From the entries below, please gather each line containing the string "JSON".
──────── SUPPLIED RECORDS ────────
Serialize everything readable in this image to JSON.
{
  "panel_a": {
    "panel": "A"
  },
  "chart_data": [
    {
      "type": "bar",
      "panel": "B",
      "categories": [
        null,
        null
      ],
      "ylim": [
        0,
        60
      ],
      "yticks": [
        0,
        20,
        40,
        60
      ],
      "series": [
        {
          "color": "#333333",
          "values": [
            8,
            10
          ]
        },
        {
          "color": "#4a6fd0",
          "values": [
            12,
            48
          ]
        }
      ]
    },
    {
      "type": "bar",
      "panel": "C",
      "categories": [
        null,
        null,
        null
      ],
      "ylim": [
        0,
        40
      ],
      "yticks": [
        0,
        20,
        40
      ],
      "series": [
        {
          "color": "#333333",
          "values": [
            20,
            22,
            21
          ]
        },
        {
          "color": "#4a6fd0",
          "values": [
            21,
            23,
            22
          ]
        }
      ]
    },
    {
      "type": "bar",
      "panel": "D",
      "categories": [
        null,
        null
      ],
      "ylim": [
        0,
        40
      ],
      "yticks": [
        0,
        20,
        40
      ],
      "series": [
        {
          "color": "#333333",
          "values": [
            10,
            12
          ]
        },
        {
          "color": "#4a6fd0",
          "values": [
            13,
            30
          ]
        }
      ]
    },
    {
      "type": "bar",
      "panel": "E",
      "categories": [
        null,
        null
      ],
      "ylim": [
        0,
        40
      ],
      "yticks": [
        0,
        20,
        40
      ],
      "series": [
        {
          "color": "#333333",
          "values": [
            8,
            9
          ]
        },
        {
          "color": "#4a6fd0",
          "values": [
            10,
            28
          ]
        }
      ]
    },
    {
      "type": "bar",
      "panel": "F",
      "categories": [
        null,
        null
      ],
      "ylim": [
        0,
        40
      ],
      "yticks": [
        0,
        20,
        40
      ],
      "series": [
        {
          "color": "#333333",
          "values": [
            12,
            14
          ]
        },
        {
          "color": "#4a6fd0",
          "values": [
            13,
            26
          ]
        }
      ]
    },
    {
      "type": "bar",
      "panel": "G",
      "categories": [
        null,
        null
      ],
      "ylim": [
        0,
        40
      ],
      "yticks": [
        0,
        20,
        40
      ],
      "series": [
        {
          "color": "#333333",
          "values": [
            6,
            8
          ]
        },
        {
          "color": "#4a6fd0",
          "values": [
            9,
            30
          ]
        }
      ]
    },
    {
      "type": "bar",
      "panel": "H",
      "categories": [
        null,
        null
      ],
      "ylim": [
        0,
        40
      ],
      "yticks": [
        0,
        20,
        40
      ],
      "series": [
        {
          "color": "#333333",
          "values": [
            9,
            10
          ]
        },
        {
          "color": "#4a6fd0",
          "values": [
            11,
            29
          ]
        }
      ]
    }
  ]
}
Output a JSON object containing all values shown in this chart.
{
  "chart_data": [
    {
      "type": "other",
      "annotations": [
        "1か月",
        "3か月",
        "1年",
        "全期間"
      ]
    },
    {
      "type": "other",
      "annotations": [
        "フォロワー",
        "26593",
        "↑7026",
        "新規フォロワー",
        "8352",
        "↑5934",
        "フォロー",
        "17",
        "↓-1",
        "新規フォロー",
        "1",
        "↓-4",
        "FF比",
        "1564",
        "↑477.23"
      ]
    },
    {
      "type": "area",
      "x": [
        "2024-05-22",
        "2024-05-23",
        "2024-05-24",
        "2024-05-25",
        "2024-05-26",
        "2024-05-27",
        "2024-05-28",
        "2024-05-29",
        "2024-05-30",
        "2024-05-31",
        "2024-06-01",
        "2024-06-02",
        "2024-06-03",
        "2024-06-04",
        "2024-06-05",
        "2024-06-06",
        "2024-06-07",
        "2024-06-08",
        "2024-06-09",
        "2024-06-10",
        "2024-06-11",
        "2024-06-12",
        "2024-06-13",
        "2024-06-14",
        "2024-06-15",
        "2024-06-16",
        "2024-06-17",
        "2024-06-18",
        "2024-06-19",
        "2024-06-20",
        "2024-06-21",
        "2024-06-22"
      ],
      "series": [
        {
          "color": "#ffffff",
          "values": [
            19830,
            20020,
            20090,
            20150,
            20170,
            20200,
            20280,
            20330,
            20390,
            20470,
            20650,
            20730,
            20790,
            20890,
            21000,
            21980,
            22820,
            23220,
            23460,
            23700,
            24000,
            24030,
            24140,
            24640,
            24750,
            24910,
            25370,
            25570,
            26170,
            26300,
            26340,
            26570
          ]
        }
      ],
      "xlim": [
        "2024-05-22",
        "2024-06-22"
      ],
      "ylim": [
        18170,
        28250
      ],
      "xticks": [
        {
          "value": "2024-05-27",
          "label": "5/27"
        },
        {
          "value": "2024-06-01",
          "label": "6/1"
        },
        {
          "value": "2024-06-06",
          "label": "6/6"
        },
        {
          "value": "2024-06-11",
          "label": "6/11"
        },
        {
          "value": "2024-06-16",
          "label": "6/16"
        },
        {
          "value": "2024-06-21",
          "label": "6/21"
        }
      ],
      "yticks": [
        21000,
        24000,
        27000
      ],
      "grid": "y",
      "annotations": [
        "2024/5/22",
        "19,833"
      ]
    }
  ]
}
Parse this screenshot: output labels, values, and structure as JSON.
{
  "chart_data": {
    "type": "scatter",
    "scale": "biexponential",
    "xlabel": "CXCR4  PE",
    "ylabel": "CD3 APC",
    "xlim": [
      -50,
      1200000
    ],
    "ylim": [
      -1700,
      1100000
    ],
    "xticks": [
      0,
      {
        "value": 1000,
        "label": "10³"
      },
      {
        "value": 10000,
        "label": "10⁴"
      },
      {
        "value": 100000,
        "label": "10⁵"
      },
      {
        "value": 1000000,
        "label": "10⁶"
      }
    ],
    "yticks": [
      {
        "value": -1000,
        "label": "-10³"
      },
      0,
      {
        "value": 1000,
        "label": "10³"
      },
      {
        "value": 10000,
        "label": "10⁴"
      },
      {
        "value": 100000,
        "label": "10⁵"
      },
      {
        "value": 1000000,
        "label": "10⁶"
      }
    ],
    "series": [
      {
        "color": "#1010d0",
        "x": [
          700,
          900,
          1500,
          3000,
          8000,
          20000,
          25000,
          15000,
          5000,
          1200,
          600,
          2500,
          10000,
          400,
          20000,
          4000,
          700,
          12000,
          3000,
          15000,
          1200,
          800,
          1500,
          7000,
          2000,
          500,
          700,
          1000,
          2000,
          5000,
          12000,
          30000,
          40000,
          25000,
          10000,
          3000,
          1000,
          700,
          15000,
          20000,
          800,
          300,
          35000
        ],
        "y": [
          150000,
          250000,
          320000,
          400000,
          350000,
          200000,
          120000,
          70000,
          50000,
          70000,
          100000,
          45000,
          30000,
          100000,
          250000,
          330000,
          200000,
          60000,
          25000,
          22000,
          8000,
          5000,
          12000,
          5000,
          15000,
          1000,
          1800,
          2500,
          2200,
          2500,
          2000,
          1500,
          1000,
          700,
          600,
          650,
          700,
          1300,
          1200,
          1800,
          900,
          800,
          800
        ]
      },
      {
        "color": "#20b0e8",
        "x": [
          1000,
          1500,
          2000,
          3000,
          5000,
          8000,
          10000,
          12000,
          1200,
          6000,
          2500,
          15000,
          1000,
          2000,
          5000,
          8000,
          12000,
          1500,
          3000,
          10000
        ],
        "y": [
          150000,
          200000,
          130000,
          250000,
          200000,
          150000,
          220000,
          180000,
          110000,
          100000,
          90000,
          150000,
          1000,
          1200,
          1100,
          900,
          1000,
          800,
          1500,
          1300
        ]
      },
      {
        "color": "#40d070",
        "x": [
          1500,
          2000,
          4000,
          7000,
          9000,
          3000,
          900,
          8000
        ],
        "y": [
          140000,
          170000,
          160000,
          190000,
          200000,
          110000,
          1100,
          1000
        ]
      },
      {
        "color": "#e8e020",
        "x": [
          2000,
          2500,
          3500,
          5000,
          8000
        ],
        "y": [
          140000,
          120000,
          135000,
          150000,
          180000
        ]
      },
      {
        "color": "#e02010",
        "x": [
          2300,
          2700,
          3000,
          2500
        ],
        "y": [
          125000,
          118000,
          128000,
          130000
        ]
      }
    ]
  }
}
────────
_OUTPUT_:
Serialize everything readable in this image to JSON.
Output a JSON object containing all values shown in this chart.
Parse this screenshot: output labels, values, and structure as JSON.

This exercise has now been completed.